§ PROBLEM DETAILS: Omit all pictures and give the records below again exactly as written.

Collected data
◆ ◆ ◆ ◆ ◆ ◆ ◆

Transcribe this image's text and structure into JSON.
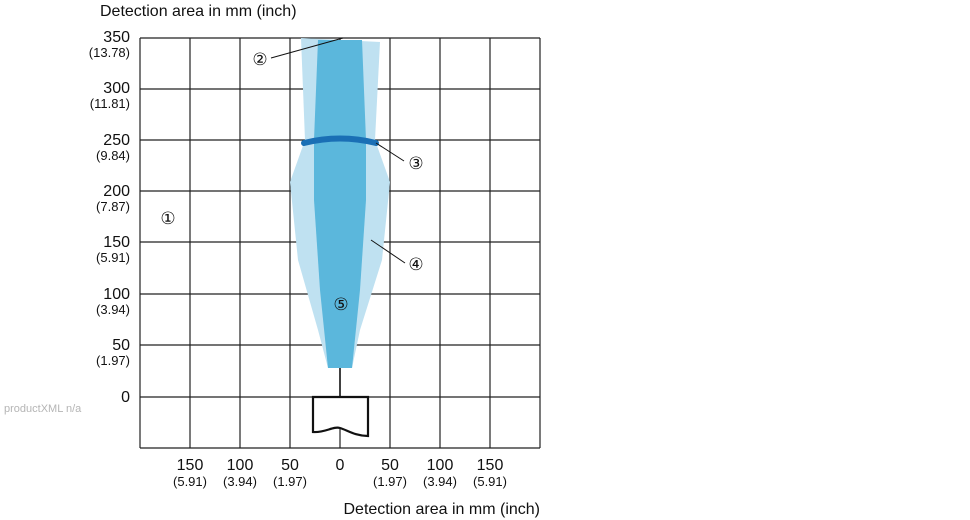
{
  "y_axis_title": "Detection area in mm (inch)",
  "x_axis_title": "Detection area in mm (inch)",
  "y_ticks": [
    {
      "main": "350",
      "sub": "(13.78)"
    },
    {
      "main": "300",
      "sub": "(11.81)"
    },
    {
      "main": "250",
      "sub": "(9.84)"
    },
    {
      "main": "200",
      "sub": "(7.87)"
    },
    {
      "main": "150",
      "sub": "(5.91)"
    },
    {
      "main": "100",
      "sub": "(3.94)"
    },
    {
      "main": "50",
      "sub": "(1.97)"
    },
    {
      "main": "0",
      "sub": ""
    }
  ],
  "x_ticks": [
    {
      "main": "150",
      "sub": "(5.91)"
    },
    {
      "main": "100",
      "sub": "(3.94)"
    },
    {
      "main": "50",
      "sub": "(1.97)"
    },
    {
      "main": "0",
      "sub": ""
    },
    {
      "main": "50",
      "sub": "(1.97)"
    },
    {
      "main": "100",
      "sub": "(3.94)"
    },
    {
      "main": "150",
      "sub": "(5.91)"
    }
  ],
  "callouts": {
    "c1": "①",
    "c2": "②",
    "c3": "③",
    "c4": "④",
    "c5": "⑤"
  },
  "watermark": "productXML n/a",
  "colors": {
    "outer_zone": "#bfe1f1",
    "inner_zone": "#5bb7dc",
    "ring": "#1a6fb5",
    "grid": "#222222"
  }
}
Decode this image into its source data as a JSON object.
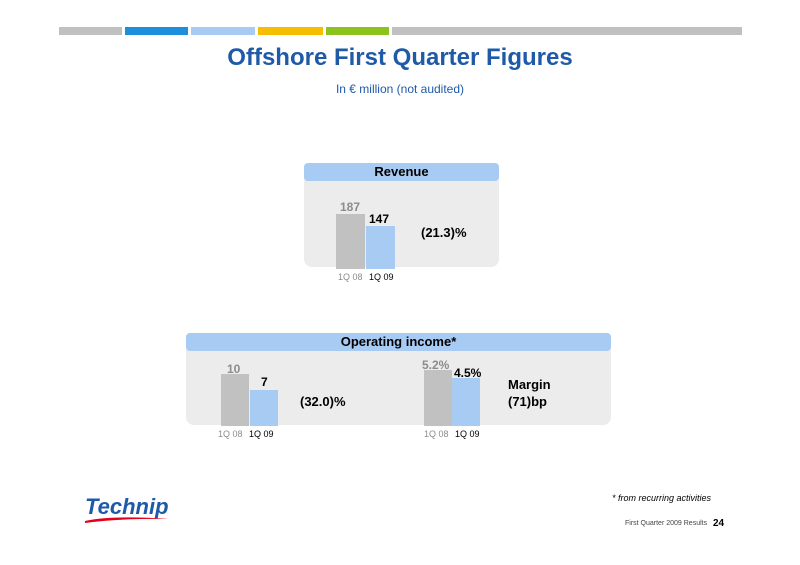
{
  "header": {
    "title": "Offshore First Quarter Figures",
    "subtitle": "In € million (not audited)",
    "stripe_colors": [
      "#c0c0c0",
      "#1e8fdc",
      "#a7cbf3",
      "#f5be00",
      "#8ec21c",
      "#c0c0c0"
    ]
  },
  "chart_data": [
    {
      "type": "bar",
      "title": "Revenue",
      "categories": [
        "1Q 08",
        "1Q 09"
      ],
      "values": [
        187,
        147
      ],
      "value_labels": [
        "187",
        "147"
      ],
      "change": "(21.3)%",
      "colors": [
        "#c1c1c1",
        "#a7cbf3"
      ]
    },
    {
      "type": "bar",
      "title": "Operating income*",
      "categories": [
        "1Q 08",
        "1Q 09"
      ],
      "values": [
        10,
        7
      ],
      "value_labels": [
        "10",
        "7"
      ],
      "change": "(32.0)%",
      "colors": [
        "#c1c1c1",
        "#a7cbf3"
      ]
    },
    {
      "type": "bar",
      "title": "Operating income*",
      "categories": [
        "1Q 08",
        "1Q 09"
      ],
      "values": [
        5.2,
        4.5
      ],
      "value_labels": [
        "5.2%",
        "4.5%"
      ],
      "change_label": "Margin",
      "change": "(71)bp",
      "colors": [
        "#c1c1c1",
        "#a7cbf3"
      ]
    }
  ],
  "footnote": "* from recurring activities",
  "footer": {
    "text": "First Quarter 2009 Results",
    "page": "24",
    "logo_text": "Technip",
    "logo_color": "#1f5aa8",
    "logo_swoosh_color": "#e2001a"
  }
}
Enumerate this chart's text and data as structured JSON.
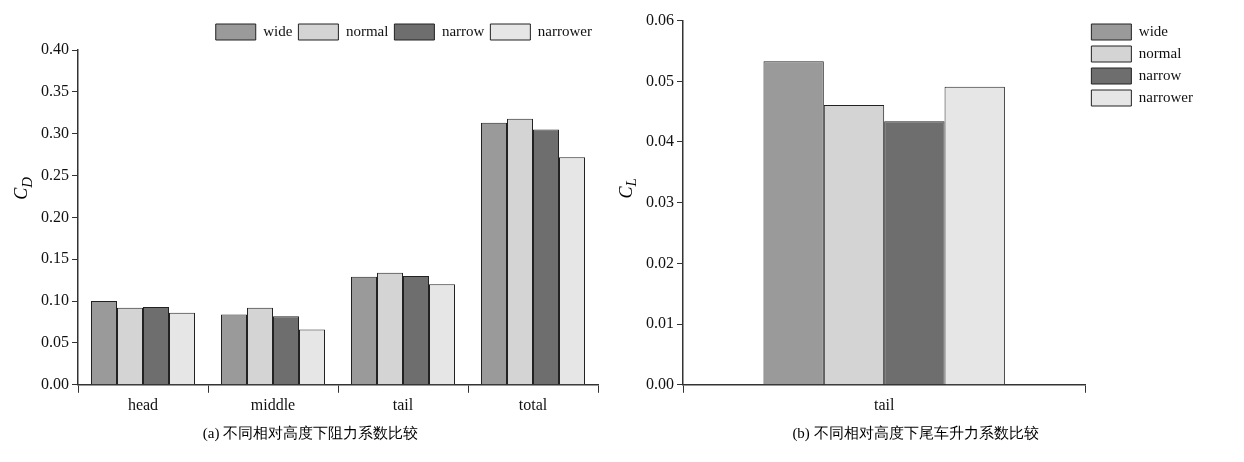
{
  "chart_data": [
    {
      "type": "bar",
      "title": "(a) 不同相对高度下阻力系数比较",
      "ylabel": "C$_{D}$",
      "categories": [
        "head",
        "middle",
        "tail",
        "total"
      ],
      "series": [
        {
          "name": "wide",
          "color": "#9a9a9a",
          "values": [
            0.1,
            0.084,
            0.129,
            0.313
          ]
        },
        {
          "name": "normal",
          "color": "#d4d4d4",
          "values": [
            0.092,
            0.092,
            0.134,
            0.318
          ]
        },
        {
          "name": "narrow",
          "color": "#6e6e6e",
          "values": [
            0.093,
            0.082,
            0.13,
            0.305
          ]
        },
        {
          "name": "narrower",
          "color": "#e6e6e6",
          "values": [
            0.086,
            0.066,
            0.12,
            0.272
          ]
        }
      ],
      "ylim": [
        0,
        0.4
      ],
      "yticks": [
        {
          "value": 0,
          "label": "0.00"
        },
        0.05,
        {
          "value": 0.1,
          "label": "0.10"
        },
        0.15,
        {
          "value": 0.2,
          "label": "0.20"
        },
        0.25,
        {
          "value": 0.3,
          "label": "0.30"
        },
        0.35,
        {
          "value": 0.4,
          "label": "0.40"
        }
      ],
      "legend": "top right"
    },
    {
      "type": "bar",
      "title": "(b) 不同相对高度下尾车升力系数比较",
      "ylabel": "C$_{L}$",
      "categories": [
        "tail"
      ],
      "series": [
        {
          "name": "wide",
          "color": "#9a9a9a",
          "values": [
            0.0533
          ]
        },
        {
          "name": "normal",
          "color": "#d4d4d4",
          "values": [
            0.0461
          ]
        },
        {
          "name": "narrow",
          "color": "#6e6e6e",
          "values": [
            0.0434
          ]
        },
        {
          "name": "narrower",
          "color": "#e6e6e6",
          "values": [
            0.0491
          ]
        }
      ],
      "ylim": [
        0,
        0.06
      ],
      "yticks": [
        {
          "value": 0,
          "label": "0.00"
        },
        0.01,
        0.02,
        0.03,
        0.04,
        0.05,
        0.06
      ],
      "legend": "right"
    }
  ]
}
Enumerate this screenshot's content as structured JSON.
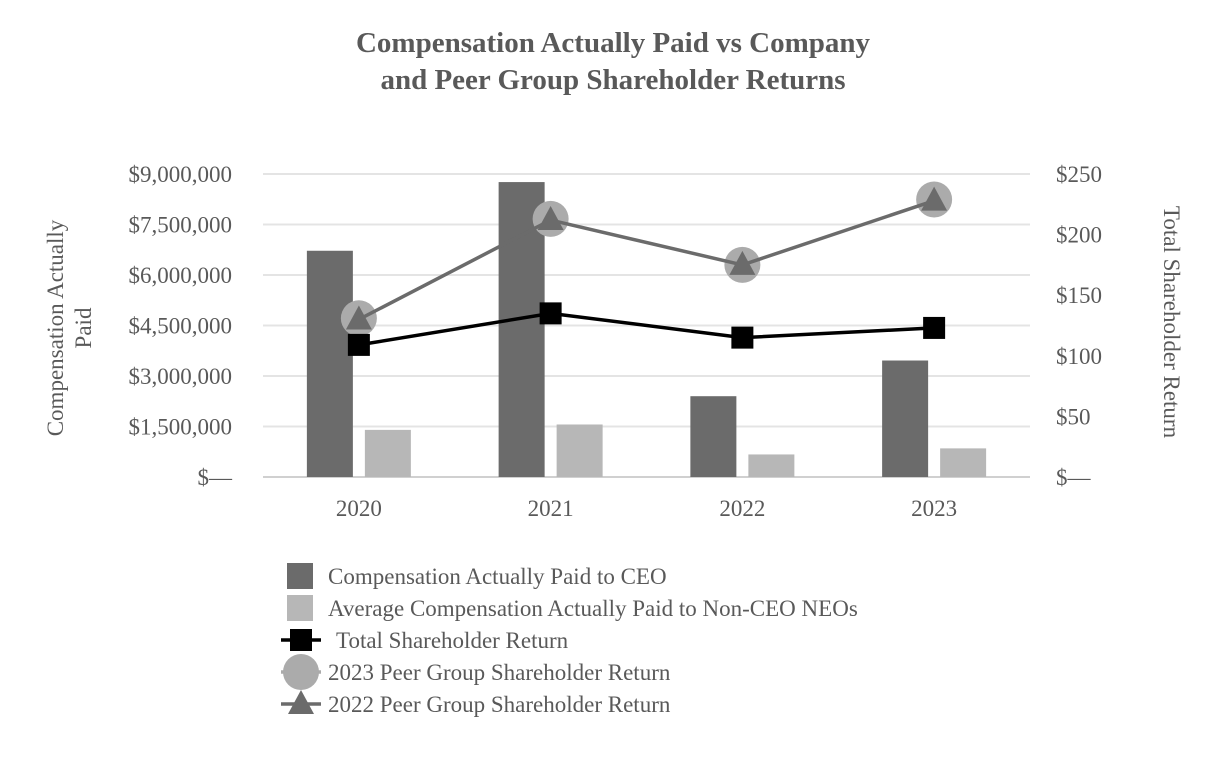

◆ ◆ ◆ ◆ ◆ ◆ ◆

§ ANSWER IN FULL:
Transcribe this image's text and structure into JSON.
{
  "y_axis_title": "Detection area in mm (inch)",
  "x_axis_title": "Detection area in mm (inch)",
  "y_ticks": [
    {
      "main": "350",
      "sub": "(13.78)"
    },
    {
      "main": "300",
      "sub": "(11.81)"
    },
    {
      "main": "250",
      "sub": "(9.84)"
    },
    {
      "main": "200",
      "sub": "(7.87)"
    },
    {
      "main": "150",
      "sub": "(5.91)"
    },
    {
      "main": "100",
      "sub": "(3.94)"
    },
    {
      "main": "50",
      "sub": "(1.97)"
    },
    {
      "main": "0",
      "sub": ""
    }
  ],
  "x_ticks": [
    {
      "main": "150",
      "sub": "(5.91)"
    },
    {
      "main": "100",
      "sub": "(3.94)"
    },
    {
      "main": "50",
      "sub": "(1.97)"
    },
    {
      "main": "0",
      "sub": ""
    },
    {
      "main": "50",
      "sub": "(1.97)"
    },
    {
      "main": "100",
      "sub": "(3.94)"
    },
    {
      "main": "150",
      "sub": "(5.91)"
    }
  ],
  "callouts": {
    "c1": "①",
    "c2": "②",
    "c3": "③",
    "c4": "④",
    "c5": "⑤"
  },
  "watermark": "productXML n/a",
  "colors": {
    "outer_zone": "#bfe1f1",
    "inner_zone": "#5bb7dc",
    "ring": "#1a6fb5",
    "grid": "#222222"
  }
}
Decode this image into its source data as a JSON object.
{
  "header": {
    "title": "Offshore First Quarter Figures",
    "subtitle": "In € million (not audited)",
    "stripe_colors": [
      "#c0c0c0",
      "#1e8fdc",
      "#a7cbf3",
      "#f5be00",
      "#8ec21c",
      "#c0c0c0"
    ]
  },
  "chart_data": [
    {
      "type": "bar",
      "title": "Revenue",
      "categories": [
        "1Q 08",
        "1Q 09"
      ],
      "values": [
        187,
        147
      ],
      "value_labels": [
        "187",
        "147"
      ],
      "change": "(21.3)%",
      "colors": [
        "#c1c1c1",
        "#a7cbf3"
      ]
    },
    {
      "type": "bar",
      "title": "Operating income*",
      "categories": [
        "1Q 08",
        "1Q 09"
      ],
      "values": [
        10,
        7
      ],
      "value_labels": [
        "10",
        "7"
      ],
      "change": "(32.0)%",
      "colors": [
        "#c1c1c1",
        "#a7cbf3"
      ]
    },
    {
      "type": "bar",
      "title": "Operating income*",
      "categories": [
        "1Q 08",
        "1Q 09"
      ],
      "values": [
        5.2,
        4.5
      ],
      "value_labels": [
        "5.2%",
        "4.5%"
      ],
      "change_label": "Margin",
      "change": "(71)bp",
      "colors": [
        "#c1c1c1",
        "#a7cbf3"
      ]
    }
  ],
  "footnote": "* from recurring activities",
  "footer": {
    "text": "First Quarter 2009 Results",
    "page": "24",
    "logo_text": "Technip",
    "logo_color": "#1f5aa8",
    "logo_swoosh_color": "#e2001a"
  }
}
Enumerate this chart's text and data as structured JSON.
{
  "chart_data": [
    {
      "type": "bar",
      "title": "(a) 不同相对高度下阻力系数比较",
      "ylabel": "C$_{D}$",
      "categories": [
        "head",
        "middle",
        "tail",
        "total"
      ],
      "series": [
        {
          "name": "wide",
          "color": "#9a9a9a",
          "values": [
            0.1,
            0.084,
            0.129,
            0.313
          ]
        },
        {
          "name": "normal",
          "color": "#d4d4d4",
          "values": [
            0.092,
            0.092,
            0.134,
            0.318
          ]
        },
        {
          "name": "narrow",
          "color": "#6e6e6e",
          "values": [
            0.093,
            0.082,
            0.13,
            0.305
          ]
        },
        {
          "name": "narrower",
          "color": "#e6e6e6",
          "values": [
            0.086,
            0.066,
            0.12,
            0.272
          ]
        }
      ],
      "ylim": [
        0,
        0.4
      ],
      "yticks": [
        {
          "value": 0,
          "label": "0.00"
        },
        0.05,
        {
          "value": 0.1,
          "label": "0.10"
        },
        0.15,
        {
          "value": 0.2,
          "label": "0.20"
        },
        0.25,
        {
          "value": 0.3,
          "label": "0.30"
        },
        0.35,
        {
          "value": 0.4,
          "label": "0.40"
        }
      ],
      "legend": "top right"
    },
    {
      "type": "bar",
      "title": "(b) 不同相对高度下尾车升力系数比较",
      "ylabel": "C$_{L}$",
      "categories": [
        "tail"
      ],
      "series": [
        {
          "name": "wide",
          "color": "#9a9a9a",
          "values": [
            0.0533
          ]
        },
        {
          "name": "normal",
          "color": "#d4d4d4",
          "values": [
            0.0461
          ]
        },
        {
          "name": "narrow",
          "color": "#6e6e6e",
          "values": [
            0.0434
          ]
        },
        {
          "name": "narrower",
          "color": "#e6e6e6",
          "values": [
            0.0491
          ]
        }
      ],
      "ylim": [
        0,
        0.06
      ],
      "yticks": [
        {
          "value": 0,
          "label": "0.00"
        },
        0.01,
        0.02,
        0.03,
        0.04,
        0.05,
        0.06
      ],
      "legend": "right"
    }
  ]
}
Enumerate this screenshot's content as structured JSON.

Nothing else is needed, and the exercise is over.